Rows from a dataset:
--- --- ---

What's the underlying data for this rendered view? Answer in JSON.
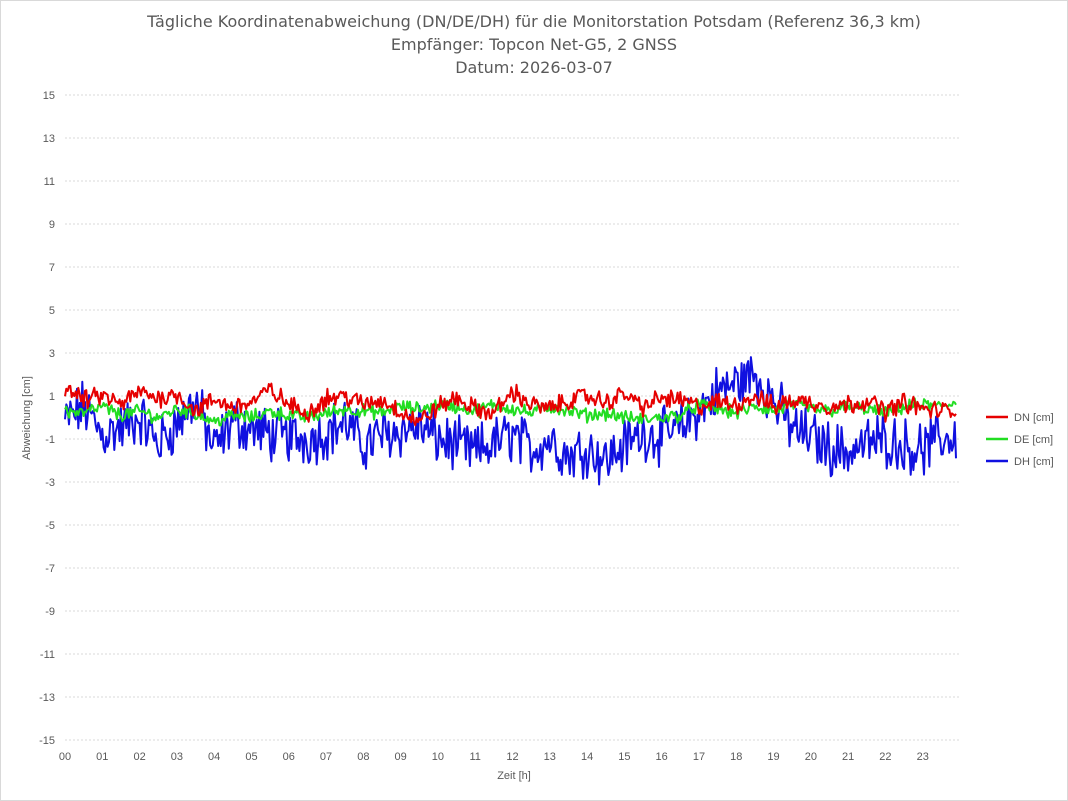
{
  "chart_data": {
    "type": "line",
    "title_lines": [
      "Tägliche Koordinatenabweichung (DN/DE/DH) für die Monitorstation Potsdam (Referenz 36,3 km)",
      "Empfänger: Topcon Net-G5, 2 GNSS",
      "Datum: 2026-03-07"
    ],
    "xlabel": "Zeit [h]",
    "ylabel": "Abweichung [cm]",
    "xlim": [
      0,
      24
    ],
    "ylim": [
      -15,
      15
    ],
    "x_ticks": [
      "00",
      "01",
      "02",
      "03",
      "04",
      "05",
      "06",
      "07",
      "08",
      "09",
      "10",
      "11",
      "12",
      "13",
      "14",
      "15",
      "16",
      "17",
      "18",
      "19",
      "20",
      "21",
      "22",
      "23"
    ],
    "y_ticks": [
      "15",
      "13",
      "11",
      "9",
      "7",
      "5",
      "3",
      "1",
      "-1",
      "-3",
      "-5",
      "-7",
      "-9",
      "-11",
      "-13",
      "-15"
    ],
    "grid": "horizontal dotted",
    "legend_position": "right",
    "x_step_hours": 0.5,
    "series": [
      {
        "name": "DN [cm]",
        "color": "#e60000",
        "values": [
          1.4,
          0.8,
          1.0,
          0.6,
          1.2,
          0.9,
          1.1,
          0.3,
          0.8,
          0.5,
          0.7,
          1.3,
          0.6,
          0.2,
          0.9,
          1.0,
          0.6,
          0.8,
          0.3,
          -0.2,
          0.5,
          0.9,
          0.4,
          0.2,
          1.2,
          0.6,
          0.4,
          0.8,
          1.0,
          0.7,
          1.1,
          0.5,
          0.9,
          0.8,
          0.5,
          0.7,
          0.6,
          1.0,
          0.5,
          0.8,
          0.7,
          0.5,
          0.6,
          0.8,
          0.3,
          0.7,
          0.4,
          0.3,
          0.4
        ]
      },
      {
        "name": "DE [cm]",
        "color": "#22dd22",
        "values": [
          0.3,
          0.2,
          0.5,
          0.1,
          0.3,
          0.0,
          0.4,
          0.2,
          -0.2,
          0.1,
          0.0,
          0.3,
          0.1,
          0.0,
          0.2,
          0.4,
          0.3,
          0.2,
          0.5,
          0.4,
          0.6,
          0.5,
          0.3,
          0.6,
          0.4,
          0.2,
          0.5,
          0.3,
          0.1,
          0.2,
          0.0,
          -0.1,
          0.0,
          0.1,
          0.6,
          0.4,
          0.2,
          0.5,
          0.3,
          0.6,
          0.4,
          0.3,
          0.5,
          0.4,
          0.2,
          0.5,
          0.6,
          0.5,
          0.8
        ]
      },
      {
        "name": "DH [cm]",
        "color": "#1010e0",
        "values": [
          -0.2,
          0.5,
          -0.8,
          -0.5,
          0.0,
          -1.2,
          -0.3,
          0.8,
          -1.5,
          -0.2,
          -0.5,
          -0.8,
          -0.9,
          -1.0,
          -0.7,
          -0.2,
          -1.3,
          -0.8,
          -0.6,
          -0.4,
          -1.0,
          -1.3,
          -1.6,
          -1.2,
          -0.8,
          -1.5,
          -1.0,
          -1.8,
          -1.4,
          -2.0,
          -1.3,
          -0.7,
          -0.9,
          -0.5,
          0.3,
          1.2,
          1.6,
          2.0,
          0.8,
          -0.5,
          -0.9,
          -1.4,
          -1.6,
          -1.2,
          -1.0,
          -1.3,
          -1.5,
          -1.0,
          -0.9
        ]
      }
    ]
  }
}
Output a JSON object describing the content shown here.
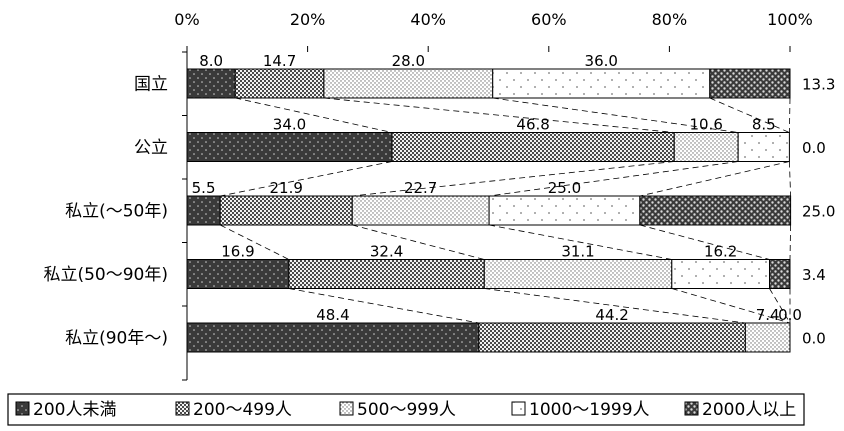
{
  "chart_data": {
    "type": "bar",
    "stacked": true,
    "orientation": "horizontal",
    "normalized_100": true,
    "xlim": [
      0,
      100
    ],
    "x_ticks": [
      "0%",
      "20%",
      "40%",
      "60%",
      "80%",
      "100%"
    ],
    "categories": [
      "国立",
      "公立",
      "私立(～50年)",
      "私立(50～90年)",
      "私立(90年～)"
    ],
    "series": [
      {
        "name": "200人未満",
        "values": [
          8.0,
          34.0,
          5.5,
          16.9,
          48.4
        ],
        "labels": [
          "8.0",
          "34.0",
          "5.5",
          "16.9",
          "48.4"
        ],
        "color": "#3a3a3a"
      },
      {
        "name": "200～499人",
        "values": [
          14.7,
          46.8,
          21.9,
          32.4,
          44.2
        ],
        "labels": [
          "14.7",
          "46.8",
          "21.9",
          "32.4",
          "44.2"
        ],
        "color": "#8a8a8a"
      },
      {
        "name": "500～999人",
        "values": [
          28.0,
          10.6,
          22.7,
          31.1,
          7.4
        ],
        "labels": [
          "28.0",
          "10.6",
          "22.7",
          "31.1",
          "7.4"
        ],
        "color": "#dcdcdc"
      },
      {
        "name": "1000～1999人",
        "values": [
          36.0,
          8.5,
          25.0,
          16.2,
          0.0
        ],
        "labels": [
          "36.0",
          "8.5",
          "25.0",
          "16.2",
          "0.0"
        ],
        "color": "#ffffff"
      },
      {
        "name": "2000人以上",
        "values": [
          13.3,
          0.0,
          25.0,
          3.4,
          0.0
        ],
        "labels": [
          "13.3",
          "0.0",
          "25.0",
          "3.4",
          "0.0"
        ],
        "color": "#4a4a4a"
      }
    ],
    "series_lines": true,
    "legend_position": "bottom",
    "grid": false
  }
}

--- --- ---

Aim:
Do not copy the pictures, but repeat every line exactly.

Exercise response:
What's the underlying data for this rendered view? Answer in JSON.
{
  "chart_data": {
    "type": "line",
    "title_lines": [
      "Tägliche Koordinatenabweichung (DN/DE/DH) für die Monitorstation Potsdam (Referenz 36,3 km)",
      "Empfänger: Topcon Net-G5, 2 GNSS",
      "Datum: 2026-03-07"
    ],
    "xlabel": "Zeit [h]",
    "ylabel": "Abweichung [cm]",
    "xlim": [
      0,
      24
    ],
    "ylim": [
      -15,
      15
    ],
    "x_ticks": [
      "00",
      "01",
      "02",
      "03",
      "04",
      "05",
      "06",
      "07",
      "08",
      "09",
      "10",
      "11",
      "12",
      "13",
      "14",
      "15",
      "16",
      "17",
      "18",
      "19",
      "20",
      "21",
      "22",
      "23"
    ],
    "y_ticks": [
      "15",
      "13",
      "11",
      "9",
      "7",
      "5",
      "3",
      "1",
      "-1",
      "-3",
      "-5",
      "-7",
      "-9",
      "-11",
      "-13",
      "-15"
    ],
    "grid": "horizontal dotted",
    "legend_position": "right",
    "x_step_hours": 0.5,
    "series": [
      {
        "name": "DN [cm]",
        "color": "#e60000",
        "values": [
          1.4,
          0.8,
          1.0,
          0.6,
          1.2,
          0.9,
          1.1,
          0.3,
          0.8,
          0.5,
          0.7,
          1.3,
          0.6,
          0.2,
          0.9,
          1.0,
          0.6,
          0.8,
          0.3,
          -0.2,
          0.5,
          0.9,
          0.4,
          0.2,
          1.2,
          0.6,
          0.4,
          0.8,
          1.0,
          0.7,
          1.1,
          0.5,
          0.9,
          0.8,
          0.5,
          0.7,
          0.6,
          1.0,
          0.5,
          0.8,
          0.7,
          0.5,
          0.6,
          0.8,
          0.3,
          0.7,
          0.4,
          0.3,
          0.4
        ]
      },
      {
        "name": "DE [cm]",
        "color": "#22dd22",
        "values": [
          0.3,
          0.2,
          0.5,
          0.1,
          0.3,
          0.0,
          0.4,
          0.2,
          -0.2,
          0.1,
          0.0,
          0.3,
          0.1,
          0.0,
          0.2,
          0.4,
          0.3,
          0.2,
          0.5,
          0.4,
          0.6,
          0.5,
          0.3,
          0.6,
          0.4,
          0.2,
          0.5,
          0.3,
          0.1,
          0.2,
          0.0,
          -0.1,
          0.0,
          0.1,
          0.6,
          0.4,
          0.2,
          0.5,
          0.3,
          0.6,
          0.4,
          0.3,
          0.5,
          0.4,
          0.2,
          0.5,
          0.6,
          0.5,
          0.8
        ]
      },
      {
        "name": "DH [cm]",
        "color": "#1010e0",
        "values": [
          -0.2,
          0.5,
          -0.8,
          -0.5,
          0.0,
          -1.2,
          -0.3,
          0.8,
          -1.5,
          -0.2,
          -0.5,
          -0.8,
          -0.9,
          -1.0,
          -0.7,
          -0.2,
          -1.3,
          -0.8,
          -0.6,
          -0.4,
          -1.0,
          -1.3,
          -1.6,
          -1.2,
          -0.8,
          -1.5,
          -1.0,
          -1.8,
          -1.4,
          -2.0,
          -1.3,
          -0.7,
          -0.9,
          -0.5,
          0.3,
          1.2,
          1.6,
          2.0,
          0.8,
          -0.5,
          -0.9,
          -1.4,
          -1.6,
          -1.2,
          -1.0,
          -1.3,
          -1.5,
          -1.0,
          -0.9
        ]
      }
    ]
  }
}
Output a JSON object describing the content shown here.
{
  "chart_data": {
    "type": "bar",
    "stacked": true,
    "orientation": "horizontal",
    "normalized_100": true,
    "xlim": [
      0,
      100
    ],
    "x_ticks": [
      "0%",
      "20%",
      "40%",
      "60%",
      "80%",
      "100%"
    ],
    "categories": [
      "国立",
      "公立",
      "私立(～50年)",
      "私立(50～90年)",
      "私立(90年～)"
    ],
    "series": [
      {
        "name": "200人未満",
        "values": [
          8.0,
          34.0,
          5.5,
          16.9,
          48.4
        ],
        "labels": [
          "8.0",
          "34.0",
          "5.5",
          "16.9",
          "48.4"
        ],
        "color": "#3a3a3a"
      },
      {
        "name": "200～499人",
        "values": [
          14.7,
          46.8,
          21.9,
          32.4,
          44.2
        ],
        "labels": [
          "14.7",
          "46.8",
          "21.9",
          "32.4",
          "44.2"
        ],
        "color": "#8a8a8a"
      },
      {
        "name": "500～999人",
        "values": [
          28.0,
          10.6,
          22.7,
          31.1,
          7.4
        ],
        "labels": [
          "28.0",
          "10.6",
          "22.7",
          "31.1",
          "7.4"
        ],
        "color": "#dcdcdc"
      },
      {
        "name": "1000～1999人",
        "values": [
          36.0,
          8.5,
          25.0,
          16.2,
          0.0
        ],
        "labels": [
          "36.0",
          "8.5",
          "25.0",
          "16.2",
          "0.0"
        ],
        "color": "#ffffff"
      },
      {
        "name": "2000人以上",
        "values": [
          13.3,
          0.0,
          25.0,
          3.4,
          0.0
        ],
        "labels": [
          "13.3",
          "0.0",
          "25.0",
          "3.4",
          "0.0"
        ],
        "color": "#4a4a4a"
      }
    ],
    "series_lines": true,
    "legend_position": "bottom",
    "grid": false
  }
}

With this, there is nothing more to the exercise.